WHAT YOU ARE ASKED TO DO: Output the lines from the first of the rows down to and including the line containing "The process or device 150 is at (405, 615).", keeping each one unchanged.

Stored data entries:
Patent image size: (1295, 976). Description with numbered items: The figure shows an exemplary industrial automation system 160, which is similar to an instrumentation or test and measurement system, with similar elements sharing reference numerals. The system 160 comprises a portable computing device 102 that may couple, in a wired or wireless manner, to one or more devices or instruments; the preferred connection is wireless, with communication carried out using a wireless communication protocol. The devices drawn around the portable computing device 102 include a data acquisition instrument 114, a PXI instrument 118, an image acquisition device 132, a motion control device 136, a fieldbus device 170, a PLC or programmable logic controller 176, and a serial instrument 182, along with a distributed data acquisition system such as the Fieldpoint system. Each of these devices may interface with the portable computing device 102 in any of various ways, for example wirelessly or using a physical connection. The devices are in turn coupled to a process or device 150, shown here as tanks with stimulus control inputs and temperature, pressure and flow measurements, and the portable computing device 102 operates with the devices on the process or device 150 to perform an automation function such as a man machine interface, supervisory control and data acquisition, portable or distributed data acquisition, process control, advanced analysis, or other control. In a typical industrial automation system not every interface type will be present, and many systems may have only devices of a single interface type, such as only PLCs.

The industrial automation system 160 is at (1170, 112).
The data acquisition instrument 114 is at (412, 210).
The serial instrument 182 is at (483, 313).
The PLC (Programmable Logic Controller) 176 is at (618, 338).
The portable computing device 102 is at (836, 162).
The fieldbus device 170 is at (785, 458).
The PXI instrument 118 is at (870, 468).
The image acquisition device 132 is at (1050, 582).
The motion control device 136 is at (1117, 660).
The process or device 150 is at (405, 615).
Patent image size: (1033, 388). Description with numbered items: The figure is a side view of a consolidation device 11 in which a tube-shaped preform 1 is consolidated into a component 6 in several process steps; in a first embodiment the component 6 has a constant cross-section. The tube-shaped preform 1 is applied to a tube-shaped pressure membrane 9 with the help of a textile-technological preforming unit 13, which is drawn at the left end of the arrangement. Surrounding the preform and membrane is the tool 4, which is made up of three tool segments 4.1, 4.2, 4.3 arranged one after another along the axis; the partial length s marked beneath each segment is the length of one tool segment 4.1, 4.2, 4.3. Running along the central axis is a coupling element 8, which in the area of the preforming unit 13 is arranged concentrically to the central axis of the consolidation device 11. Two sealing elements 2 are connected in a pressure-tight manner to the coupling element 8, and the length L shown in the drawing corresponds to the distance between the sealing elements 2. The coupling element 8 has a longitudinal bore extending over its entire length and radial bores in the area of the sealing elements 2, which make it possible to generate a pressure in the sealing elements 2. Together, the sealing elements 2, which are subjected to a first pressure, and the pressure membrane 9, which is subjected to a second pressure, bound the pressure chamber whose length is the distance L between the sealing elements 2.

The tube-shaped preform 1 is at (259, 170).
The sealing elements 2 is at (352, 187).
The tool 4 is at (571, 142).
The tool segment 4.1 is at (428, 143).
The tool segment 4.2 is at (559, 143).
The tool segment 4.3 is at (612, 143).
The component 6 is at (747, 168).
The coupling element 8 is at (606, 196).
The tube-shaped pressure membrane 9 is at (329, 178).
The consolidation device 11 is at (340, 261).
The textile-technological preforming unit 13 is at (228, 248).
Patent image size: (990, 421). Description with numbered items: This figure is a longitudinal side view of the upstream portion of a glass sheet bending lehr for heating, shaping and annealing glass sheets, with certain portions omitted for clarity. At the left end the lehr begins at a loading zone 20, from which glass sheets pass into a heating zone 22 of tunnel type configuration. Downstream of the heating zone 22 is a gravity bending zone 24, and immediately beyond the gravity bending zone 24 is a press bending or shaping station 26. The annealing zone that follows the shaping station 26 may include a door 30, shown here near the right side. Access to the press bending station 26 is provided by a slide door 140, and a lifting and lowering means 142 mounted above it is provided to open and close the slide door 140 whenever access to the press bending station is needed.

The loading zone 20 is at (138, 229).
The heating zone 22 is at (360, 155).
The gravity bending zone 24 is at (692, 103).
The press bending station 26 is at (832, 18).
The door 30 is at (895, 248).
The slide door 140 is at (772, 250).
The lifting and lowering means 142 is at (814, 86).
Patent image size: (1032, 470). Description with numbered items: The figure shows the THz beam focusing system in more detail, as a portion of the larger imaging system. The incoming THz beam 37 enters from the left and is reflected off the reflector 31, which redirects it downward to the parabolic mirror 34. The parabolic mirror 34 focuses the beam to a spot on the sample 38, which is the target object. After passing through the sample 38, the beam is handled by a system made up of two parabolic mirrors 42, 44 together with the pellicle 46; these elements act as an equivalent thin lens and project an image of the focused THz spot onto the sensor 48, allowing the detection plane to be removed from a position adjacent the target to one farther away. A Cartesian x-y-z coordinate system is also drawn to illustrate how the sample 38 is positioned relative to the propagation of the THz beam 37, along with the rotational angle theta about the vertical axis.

EXPECTED ANSWER:
Patent image size: (1295, 976). Description with numbered items: The figure shows an exemplary industrial automation system 160, which is similar to an instrumentation or test and measurement system, with similar elements sharing reference numerals. The system 160 comprises a portable computing device 102 that may couple, in a wired or wireless manner, to one or more devices or instruments; the preferred connection is wireless, with communication carried out using a wireless communication protocol. The devices drawn around the portable computing device 102 include a data acquisition instrument 114, a PXI instrument 118, an image acquisition device 132, a motion control device 136, a fieldbus device 170, a PLC or programmable logic controller 176, and a serial instrument 182, along with a distributed data acquisition system such as the Fieldpoint system. Each of these devices may interface with the portable computing device 102 in any of various ways, for example wirelessly or using a physical connection. The devices are in turn coupled to a process or device 150, shown here as tanks with stimulus control inputs and temperature, pressure and flow measurements, and the portable computing device 102 operates with the devices on the process or device 150 to perform an automation function such as a man machine interface, supervisory control and data acquisition, portable or distributed data acquisition, process control, advanced analysis, or other control. In a typical industrial automation system not every interface type will be present, and many systems may have only devices of a single interface type, such as only PLCs.

The industrial automation system 160 is at (1170, 112).
The data acquisition instrument 114 is at (412, 210).
The serial instrument 182 is at (483, 313).
The PLC (Programmable Logic Controller) 176 is at (618, 338).
The portable computing device 102 is at (836, 162).
The fieldbus device 170 is at (785, 458).
The PXI instrument 118 is at (870, 468).
The image acquisition device 132 is at (1050, 582).
The motion control device 136 is at (1117, 660).
The process or device 150 is at (405, 615).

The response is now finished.